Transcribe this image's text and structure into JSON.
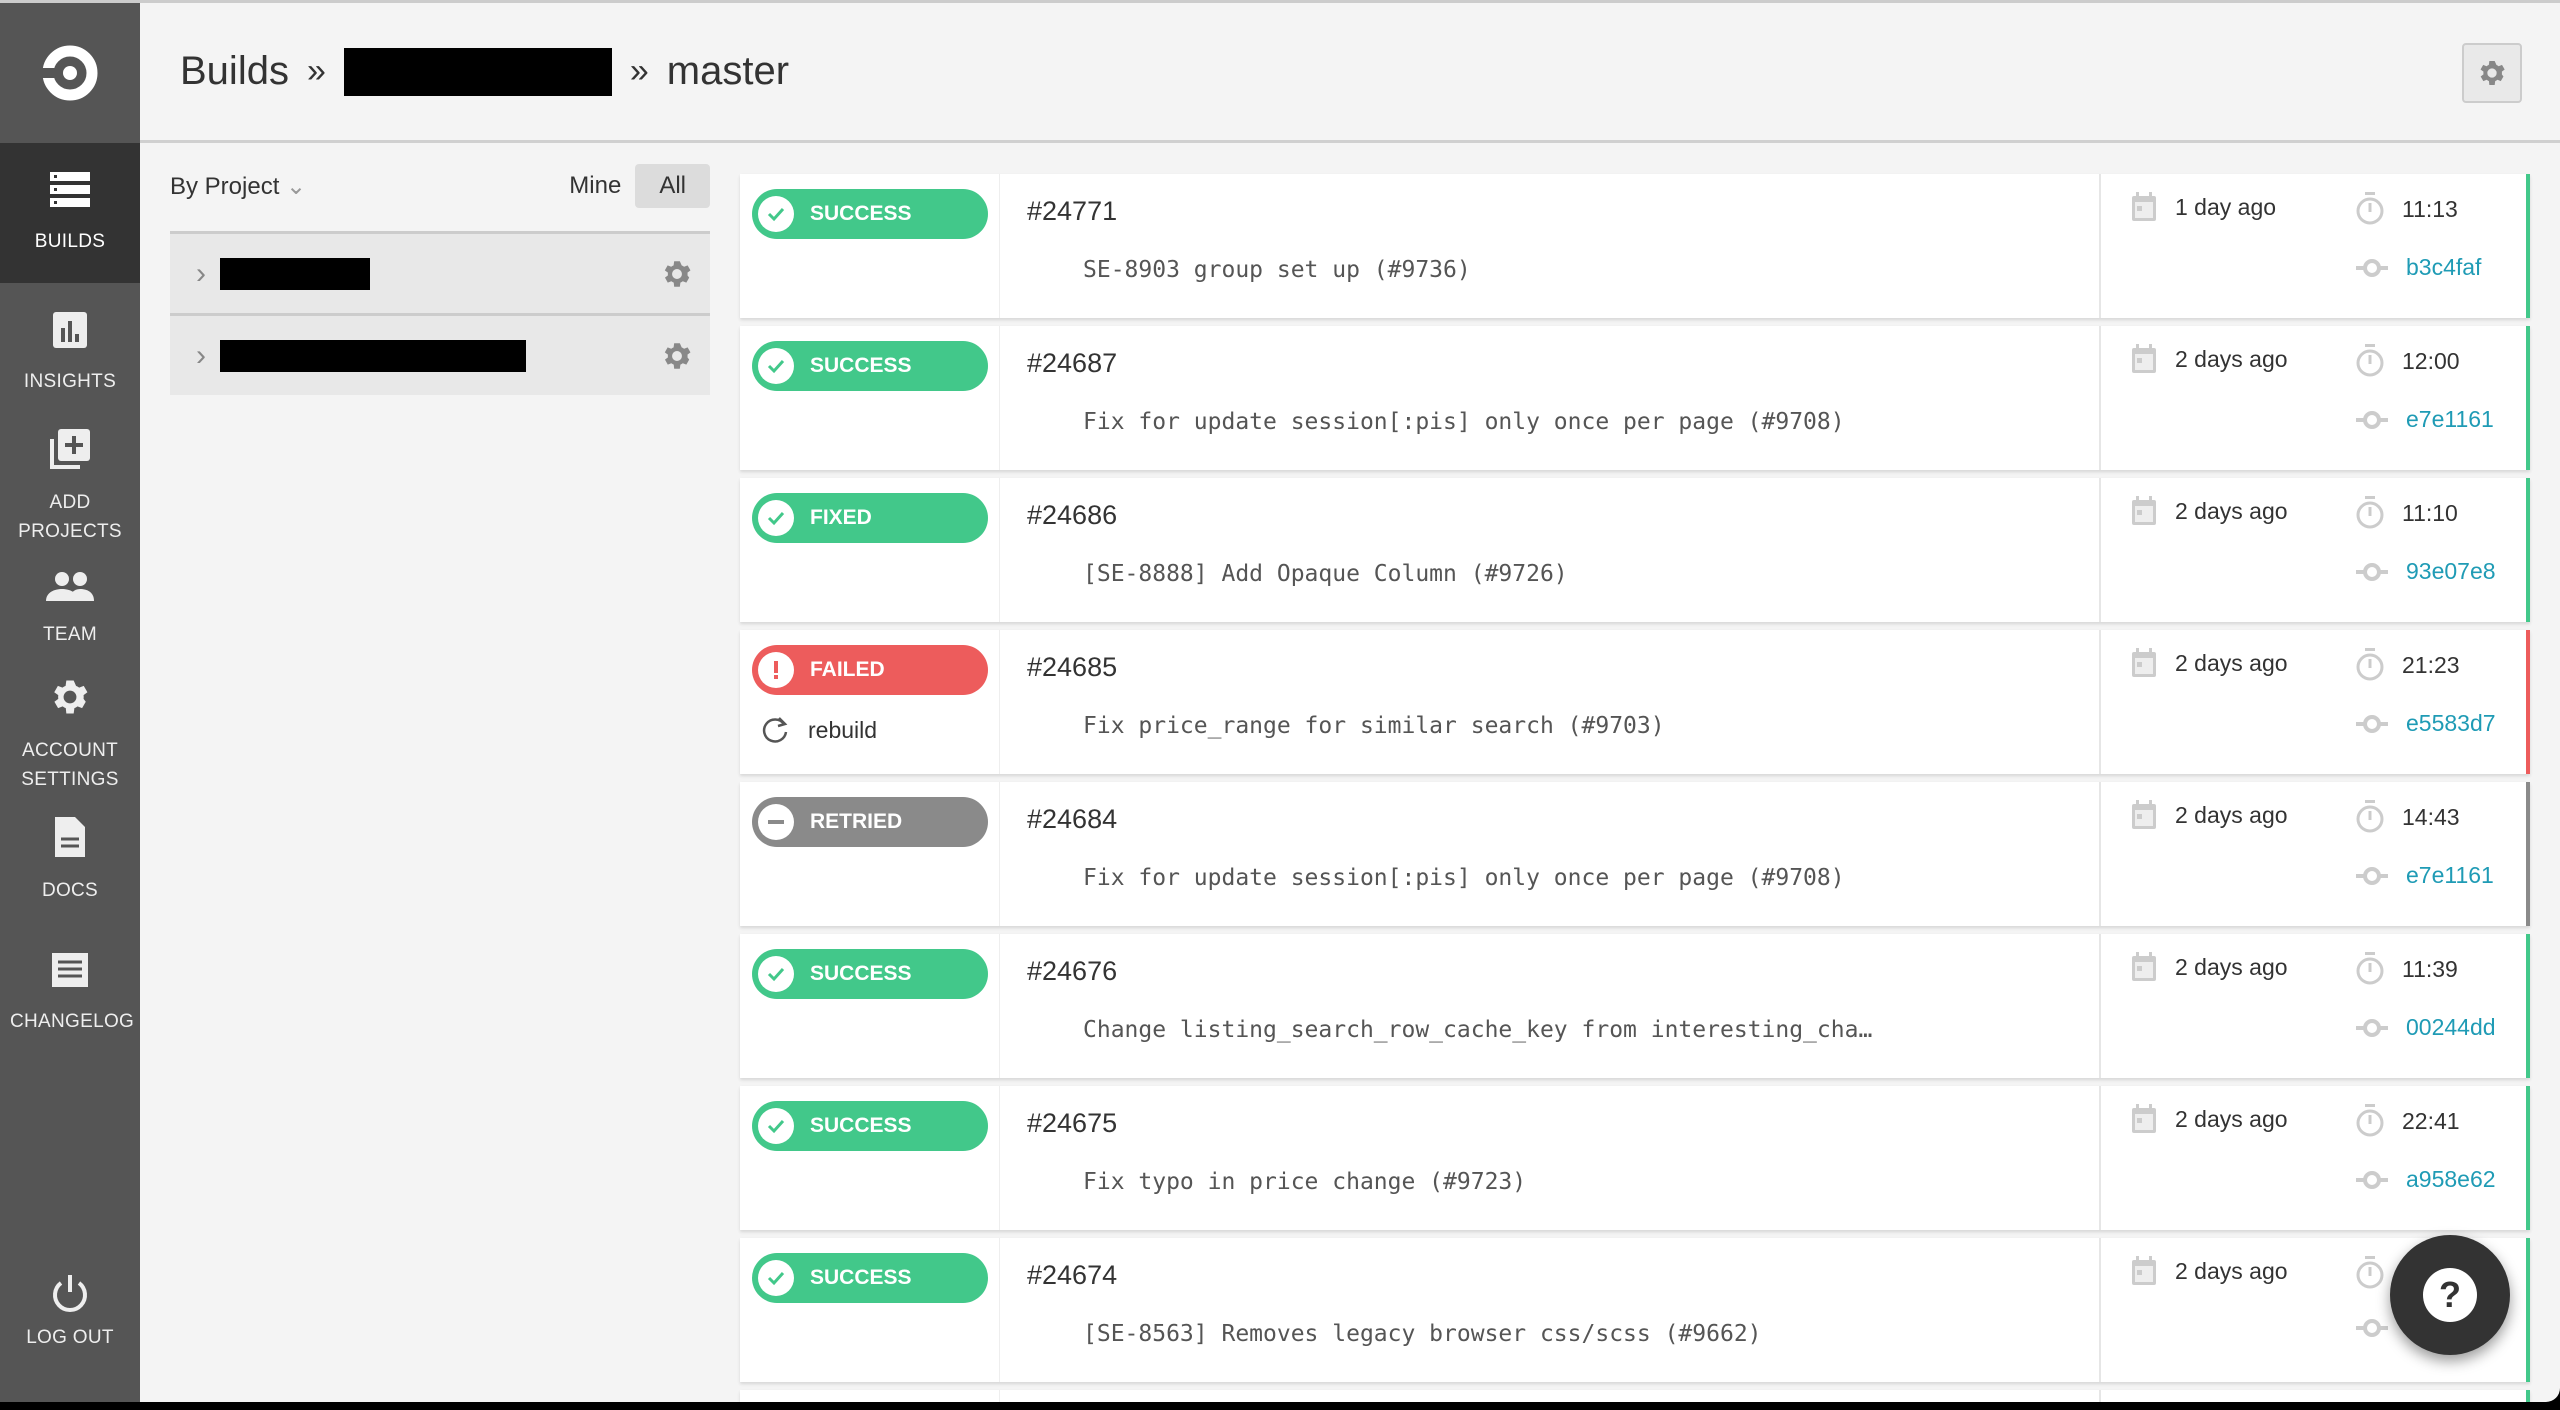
{
  "sidebar": {
    "items": [
      {
        "label": "BUILDS",
        "icon": "builds-icon",
        "active": true
      },
      {
        "label": "INSIGHTS",
        "icon": "insights-icon"
      },
      {
        "label": "ADD PROJECTS",
        "icon": "add-projects-icon"
      },
      {
        "label": "TEAM",
        "icon": "team-icon"
      },
      {
        "label": "ACCOUNT SETTINGS",
        "icon": "gear-icon"
      },
      {
        "label": "DOCS",
        "icon": "docs-icon"
      },
      {
        "label": "CHANGELOG",
        "icon": "changelog-icon"
      }
    ],
    "logout": "LOG OUT"
  },
  "header": {
    "title": "Builds",
    "sep": "»",
    "branch": "master"
  },
  "filter": {
    "group": "By Project",
    "mine": "Mine",
    "all": "All"
  },
  "colors": {
    "success": "#42c88a",
    "failed": "#ed5c5c",
    "retried": "#8a8a8a",
    "link": "#1f9bb5"
  },
  "builds": [
    {
      "status": "SUCCESS",
      "kind": "success",
      "num": "#24771",
      "msg": "SE-8903 group set up (#9736)",
      "date": "1 day ago",
      "time": "11:13",
      "hash": "b3c4faf"
    },
    {
      "status": "SUCCESS",
      "kind": "success",
      "num": "#24687",
      "msg": "Fix for update session[:pis] only once per page (#9708)",
      "date": "2 days ago",
      "time": "12:00",
      "hash": "e7e1161"
    },
    {
      "status": "FIXED",
      "kind": "success",
      "num": "#24686",
      "msg": "[SE-8888] Add Opaque Column (#9726)",
      "date": "2 days ago",
      "time": "11:10",
      "hash": "93e07e8"
    },
    {
      "status": "FAILED",
      "kind": "failed",
      "num": "#24685",
      "msg": "Fix price_range for similar search (#9703)",
      "date": "2 days ago",
      "time": "21:23",
      "hash": "e5583d7",
      "action": "rebuild"
    },
    {
      "status": "RETRIED",
      "kind": "retried",
      "num": "#24684",
      "msg": "Fix for update session[:pis] only once per page (#9708)",
      "date": "2 days ago",
      "time": "14:43",
      "hash": "e7e1161"
    },
    {
      "status": "SUCCESS",
      "kind": "success",
      "num": "#24676",
      "msg": "Change listing_search_row_cache_key from interesting_cha…",
      "date": "2 days ago",
      "time": "11:39",
      "hash": "00244dd"
    },
    {
      "status": "SUCCESS",
      "kind": "success",
      "num": "#24675",
      "msg": "Fix typo in price change (#9723)",
      "date": "2 days ago",
      "time": "22:41",
      "hash": "a958e62"
    },
    {
      "status": "SUCCESS",
      "kind": "success",
      "num": "#24674",
      "msg": "[SE-8563] Removes legacy browser css/scss (#9662)",
      "date": "2 days ago"
    }
  ]
}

###

Select and copy each line from the data that includes the word "label".

        "label": "BUILDS",
        "label": "INSIGHTS",
        "label": "ADD PROJECTS",
        "label": "TEAM",
        "label": "ACCOUNT SETTINGS",
        "label": "DOCS",
        "label": "CHANGELOG",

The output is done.